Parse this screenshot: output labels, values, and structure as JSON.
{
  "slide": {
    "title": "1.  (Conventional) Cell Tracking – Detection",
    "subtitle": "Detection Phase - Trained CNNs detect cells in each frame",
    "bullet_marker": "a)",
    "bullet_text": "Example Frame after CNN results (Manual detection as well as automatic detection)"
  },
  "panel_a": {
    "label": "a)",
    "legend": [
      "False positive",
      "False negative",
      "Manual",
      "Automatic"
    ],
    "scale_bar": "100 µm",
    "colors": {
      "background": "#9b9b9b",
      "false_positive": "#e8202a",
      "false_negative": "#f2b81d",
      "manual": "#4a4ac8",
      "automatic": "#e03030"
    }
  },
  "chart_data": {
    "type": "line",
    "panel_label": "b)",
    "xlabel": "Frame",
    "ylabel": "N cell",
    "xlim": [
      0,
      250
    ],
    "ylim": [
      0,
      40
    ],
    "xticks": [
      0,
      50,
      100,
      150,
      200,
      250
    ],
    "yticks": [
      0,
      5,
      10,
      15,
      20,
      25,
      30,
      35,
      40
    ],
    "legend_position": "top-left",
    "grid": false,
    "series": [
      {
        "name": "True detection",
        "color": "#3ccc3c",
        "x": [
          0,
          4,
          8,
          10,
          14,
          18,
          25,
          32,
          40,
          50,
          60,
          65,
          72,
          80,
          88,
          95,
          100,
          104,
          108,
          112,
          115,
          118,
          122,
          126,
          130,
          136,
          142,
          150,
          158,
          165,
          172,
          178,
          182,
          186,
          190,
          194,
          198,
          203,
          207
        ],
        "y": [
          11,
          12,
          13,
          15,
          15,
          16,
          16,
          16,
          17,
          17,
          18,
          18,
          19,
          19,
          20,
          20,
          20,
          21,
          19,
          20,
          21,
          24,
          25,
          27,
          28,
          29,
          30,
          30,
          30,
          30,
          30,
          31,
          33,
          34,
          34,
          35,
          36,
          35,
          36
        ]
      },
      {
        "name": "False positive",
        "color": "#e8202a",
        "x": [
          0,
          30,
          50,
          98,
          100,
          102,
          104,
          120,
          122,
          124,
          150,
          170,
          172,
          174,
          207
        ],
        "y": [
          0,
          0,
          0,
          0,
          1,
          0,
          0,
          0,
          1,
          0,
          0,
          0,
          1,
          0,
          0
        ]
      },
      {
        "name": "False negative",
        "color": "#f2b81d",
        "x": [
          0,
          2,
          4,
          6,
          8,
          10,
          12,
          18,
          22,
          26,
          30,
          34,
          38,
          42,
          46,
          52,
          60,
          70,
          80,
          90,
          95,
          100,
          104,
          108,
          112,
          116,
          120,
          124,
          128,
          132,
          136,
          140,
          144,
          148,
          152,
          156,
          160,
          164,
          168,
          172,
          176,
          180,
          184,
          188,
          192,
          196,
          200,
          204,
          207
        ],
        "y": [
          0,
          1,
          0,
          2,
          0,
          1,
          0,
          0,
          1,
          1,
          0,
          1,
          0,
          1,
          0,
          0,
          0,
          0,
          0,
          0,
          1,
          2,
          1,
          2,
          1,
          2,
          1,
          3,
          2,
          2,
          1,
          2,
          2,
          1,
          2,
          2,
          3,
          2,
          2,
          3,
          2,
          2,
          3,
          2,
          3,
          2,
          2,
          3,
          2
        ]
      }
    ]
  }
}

[HOW TO COMPLETE THIS TASK]
Write out the records again so that each line matches the original exactly.

[PROBLEM SOLUTION]
Parse this screenshot: output labels, values, and structure as JSON.
{
  "slide": {
    "title": "1.  (Conventional) Cell Tracking – Detection",
    "subtitle": "Detection Phase - Trained CNNs detect cells in each frame",
    "bullet_marker": "a)",
    "bullet_text": "Example Frame after CNN results (Manual detection as well as automatic detection)"
  },
  "panel_a": {
    "label": "a)",
    "legend": [
      "False positive",
      "False negative",
      "Manual",
      "Automatic"
    ],
    "scale_bar": "100 µm",
    "colors": {
      "background": "#9b9b9b",
      "false_positive": "#e8202a",
      "false_negative": "#f2b81d",
      "manual": "#4a4ac8",
      "automatic": "#e03030"
    }
  },
  "chart_data": {
    "type": "line",
    "panel_label": "b)",
    "xlabel": "Frame",
    "ylabel": "N cell",
    "xlim": [
      0,
      250
    ],
    "ylim": [
      0,
      40
    ],
    "xticks": [
      0,
      50,
      100,
      150,
      200,
      250
    ],
    "yticks": [
      0,
      5,
      10,
      15,
      20,
      25,
      30,
      35,
      40
    ],
    "legend_position": "top-left",
    "grid": false,
    "series": [
      {
        "name": "True detection",
        "color": "#3ccc3c",
        "x": [
          0,
          4,
          8,
          10,
          14,
          18,
          25,
          32,
          40,
          50,
          60,
          65,
          72,
          80,
          88,
          95,
          100,
          104,
          108,
          112,
          115,
          118,
          122,
          126,
          130,
          136,
          142,
          150,
          158,
          165,
          172,
          178,
          182,
          186,
          190,
          194,
          198,
          203,
          207
        ],
        "y": [
          11,
          12,
          13,
          15,
          15,
          16,
          16,
          16,
          17,
          17,
          18,
          18,
          19,
          19,
          20,
          20,
          20,
          21,
          19,
          20,
          21,
          24,
          25,
          27,
          28,
          29,
          30,
          30,
          30,
          30,
          30,
          31,
          33,
          34,
          34,
          35,
          36,
          35,
          36
        ]
      },
      {
        "name": "False positive",
        "color": "#e8202a",
        "x": [
          0,
          30,
          50,
          98,
          100,
          102,
          104,
          120,
          122,
          124,
          150,
          170,
          172,
          174,
          207
        ],
        "y": [
          0,
          0,
          0,
          0,
          1,
          0,
          0,
          0,
          1,
          0,
          0,
          0,
          1,
          0,
          0
        ]
      },
      {
        "name": "False negative",
        "color": "#f2b81d",
        "x": [
          0,
          2,
          4,
          6,
          8,
          10,
          12,
          18,
          22,
          26,
          30,
          34,
          38,
          42,
          46,
          52,
          60,
          70,
          80,
          90,
          95,
          100,
          104,
          108,
          112,
          116,
          120,
          124,
          128,
          132,
          136,
          140,
          144,
          148,
          152,
          156,
          160,
          164,
          168,
          172,
          176,
          180,
          184,
          188,
          192,
          196,
          200,
          204,
          207
        ],
        "y": [
          0,
          1,
          0,
          2,
          0,
          1,
          0,
          0,
          1,
          1,
          0,
          1,
          0,
          1,
          0,
          0,
          0,
          0,
          0,
          0,
          1,
          2,
          1,
          2,
          1,
          2,
          1,
          3,
          2,
          2,
          1,
          2,
          2,
          1,
          2,
          2,
          3,
          2,
          2,
          3,
          2,
          2,
          3,
          2,
          3,
          2,
          2,
          3,
          2
        ]
      }
    ]
  }
}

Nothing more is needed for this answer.